Instructions to follow
Resume the passage below on overdetermined linear systems and rref, starting right after its final sentence.

Text excerpt
* * * * * * *

Putting that into (augmented) matrix form gives you this:

\left[\begin{array}{rr|r} 1 & 1 & 3 \\ 1 & 0 & 1 \\ 0 & 1 & 2 \end{array}\right]

If you put that into rref, you end up with this:

\left[\begin{array}{rr|r} 1 & 0 & 1 \\ 0 & 1 & 2 \\ 0 & 0 & 0 \end{array}\right]

The last row became zeroes, which shows us that there was redundant info in the system of equations that disappeared. We can easily see that x = 1 and y = 2, and that satisfies all three equations.

Just like we talked about in the opening of this post, if you have equations that don’t add useful information beyond what the other equations already give, it will disappear when you put it into rref. That made our over-determined system become just a determined system.

What happens though if we change the third row in the overdetermined system to be something else? For instance, we can say y=10 instead of y=2:

x + y = 3 \\ x = 1 \\ y = 10 \\

The augmented matrix for that is this:

\left[\begin{array}{rr|r} 1 & 1 & 3 \\ 1 & 0 & 1 \\ 0 & 1 & 10 \end{array}\right]

If we put that in rref, we get the identity matrix out which seems like everything is ok:

\left[\begin{array}{rr|r} 1 & 0 & 0 \\ 0 & 1 & 0 \\ 0 & 0 & 1 \end{array}\right]

However, if we turn it back into a set of equations, we can see that we have a problem:

x = 0 \\ x = 0 \\ 0 = 1 \\

The result says that 0 = 1, which is not true. Having a row of “0 = 1” in rref is how you detect that a system of equations is inconsistent, or in other words, that the equations give contradictory information.

* * * * * * *

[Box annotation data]
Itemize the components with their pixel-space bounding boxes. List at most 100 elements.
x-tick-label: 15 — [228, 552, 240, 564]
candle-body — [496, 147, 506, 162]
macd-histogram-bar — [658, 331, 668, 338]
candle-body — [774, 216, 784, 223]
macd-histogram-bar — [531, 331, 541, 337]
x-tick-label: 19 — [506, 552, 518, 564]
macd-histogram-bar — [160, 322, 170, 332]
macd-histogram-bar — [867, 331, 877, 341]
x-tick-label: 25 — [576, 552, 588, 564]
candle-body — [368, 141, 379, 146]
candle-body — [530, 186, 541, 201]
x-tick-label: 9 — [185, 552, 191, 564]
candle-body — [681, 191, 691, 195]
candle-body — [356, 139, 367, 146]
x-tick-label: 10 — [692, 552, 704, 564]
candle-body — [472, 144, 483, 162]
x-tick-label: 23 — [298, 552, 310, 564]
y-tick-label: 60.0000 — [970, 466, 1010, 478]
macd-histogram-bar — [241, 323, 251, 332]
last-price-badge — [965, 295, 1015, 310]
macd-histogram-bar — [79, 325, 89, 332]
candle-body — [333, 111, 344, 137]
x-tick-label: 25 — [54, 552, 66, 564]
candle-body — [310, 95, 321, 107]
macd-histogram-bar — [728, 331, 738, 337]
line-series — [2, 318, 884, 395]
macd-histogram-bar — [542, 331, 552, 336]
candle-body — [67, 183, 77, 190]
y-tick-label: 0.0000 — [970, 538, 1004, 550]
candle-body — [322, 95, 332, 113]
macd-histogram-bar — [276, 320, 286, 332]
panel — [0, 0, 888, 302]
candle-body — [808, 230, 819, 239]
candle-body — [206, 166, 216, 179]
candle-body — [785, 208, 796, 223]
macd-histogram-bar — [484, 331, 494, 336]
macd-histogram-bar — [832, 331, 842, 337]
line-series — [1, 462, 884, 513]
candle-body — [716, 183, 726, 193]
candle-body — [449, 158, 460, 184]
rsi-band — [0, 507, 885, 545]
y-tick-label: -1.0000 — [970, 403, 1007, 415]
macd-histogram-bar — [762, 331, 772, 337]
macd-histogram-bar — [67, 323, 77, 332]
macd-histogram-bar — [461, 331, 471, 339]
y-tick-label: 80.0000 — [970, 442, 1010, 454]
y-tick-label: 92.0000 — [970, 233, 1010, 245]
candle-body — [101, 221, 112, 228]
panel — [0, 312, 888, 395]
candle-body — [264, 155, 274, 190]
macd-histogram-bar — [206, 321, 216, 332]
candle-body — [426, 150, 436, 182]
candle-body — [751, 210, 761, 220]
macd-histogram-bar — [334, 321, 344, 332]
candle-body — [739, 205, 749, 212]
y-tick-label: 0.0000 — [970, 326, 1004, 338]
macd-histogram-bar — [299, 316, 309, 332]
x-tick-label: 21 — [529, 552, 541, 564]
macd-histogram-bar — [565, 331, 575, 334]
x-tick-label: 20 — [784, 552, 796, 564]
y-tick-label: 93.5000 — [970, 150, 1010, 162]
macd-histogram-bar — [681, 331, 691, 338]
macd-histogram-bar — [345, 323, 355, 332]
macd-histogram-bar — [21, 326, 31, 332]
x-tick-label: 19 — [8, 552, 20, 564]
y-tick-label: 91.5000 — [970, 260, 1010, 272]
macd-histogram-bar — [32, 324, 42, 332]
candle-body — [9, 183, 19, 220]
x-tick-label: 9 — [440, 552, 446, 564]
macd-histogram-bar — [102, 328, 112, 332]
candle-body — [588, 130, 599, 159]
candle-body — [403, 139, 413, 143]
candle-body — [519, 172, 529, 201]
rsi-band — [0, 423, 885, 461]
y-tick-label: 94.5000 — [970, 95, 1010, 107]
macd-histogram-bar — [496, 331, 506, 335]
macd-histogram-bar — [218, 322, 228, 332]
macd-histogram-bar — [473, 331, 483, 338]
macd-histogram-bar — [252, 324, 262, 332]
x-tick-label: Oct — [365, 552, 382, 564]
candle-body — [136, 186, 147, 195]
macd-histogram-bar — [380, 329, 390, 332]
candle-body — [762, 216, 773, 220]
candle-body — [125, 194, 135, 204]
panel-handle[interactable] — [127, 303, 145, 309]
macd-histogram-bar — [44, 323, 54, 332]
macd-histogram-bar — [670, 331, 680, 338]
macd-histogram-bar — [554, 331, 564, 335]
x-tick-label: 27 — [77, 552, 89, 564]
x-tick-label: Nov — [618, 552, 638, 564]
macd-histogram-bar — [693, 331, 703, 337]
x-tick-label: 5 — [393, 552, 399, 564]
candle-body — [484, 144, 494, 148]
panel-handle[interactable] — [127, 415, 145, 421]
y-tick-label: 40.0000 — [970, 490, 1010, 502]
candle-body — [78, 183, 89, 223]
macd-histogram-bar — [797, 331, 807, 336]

* * * * * * *

Result of the task
A system of equations can also be underderdetermined, meaning there isn’t enough information to solve the equations. Let’s use the example from the beginning of the post:

A + B + C = 2 \\ B = 5 \\

In an augmented matrix, that looks like this:

\left[\begin{array}{rrr|r} 1 & 1 & 1 & 2 \\ 0 & 1 & 0 & 5 \\ \end{array}\right]

Putting that in rref we get this:

\left[\begin{array}{rrr|r} 1 & 0 & 1 & -3 \\ 0 & 1 & 0 & 5 \\ \end{array}\right]

Converting the matrix back into equations we get this:

A + C = -3 \\ B = 5 \\

This says there isn’t enough information to fully solve the equations, and shows how A and C are related, even though B is completely determined.

Note that another way of looking at this is that “A” and “C” are “free variables”. That means that if your equations specify constraints, that you are free to choose a value for either A or C. If you choose a value for one, the other becomes defined. B is not a free variable because it’s value is determined.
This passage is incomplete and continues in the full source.